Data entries
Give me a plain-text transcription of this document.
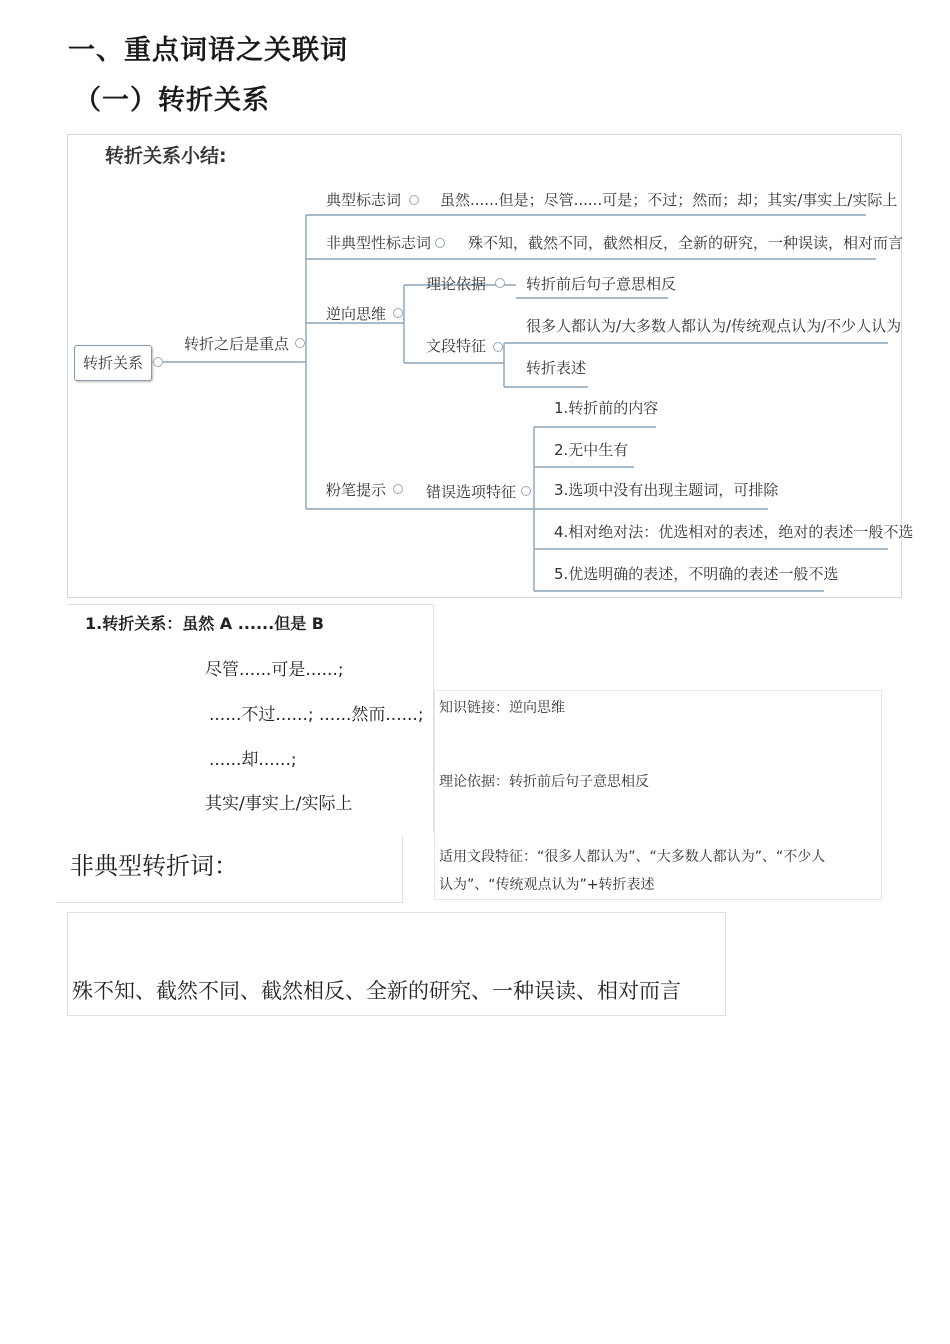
一、重点词语之关联词
（一）转折关系
转折关系小结:
转折关系
转折之后是重点
典型标志词	虽然......但是；尽管......可是；不过；然而；却；其实/事实上/实际上
非典型性标志词 殊不知，截然不同，截然相反，全新的研究，一种误读，相对而言
逆向思维
理论依据	转折前后句子意思相反
文段特征
很多人都认为/大多数人都认为/传统观点认为/不少人认为
转折表述
粉笔提示	错误选项特征
1.转折前的内容
2.无中生有
3.选项中没有出现主题词，可排除
4.相对绝对法：优选相对的表述，绝对的表述一般不选
5.优选明确的表述，不明确的表述一般不选
1.转折关系：虽然 A ......但是 B
尽管......可是......;
......不过......; ......然而......;
......却......;
其实/事实上/实际上
非典型转折词：
知识链接：逆向思维
理论依据：转折前后句子意思相反
适用文段特征：“很多人都认为”、“大多数人都认为”、“不少人
认为”、“传统观点认为”+转折表述
殊不知、截然不同、截然相反、全新的研究、一种误读、相对而言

(Instructions to follow)
Count how many lines hold the string "截然不同" and give that number alone.

(Problem solution)
2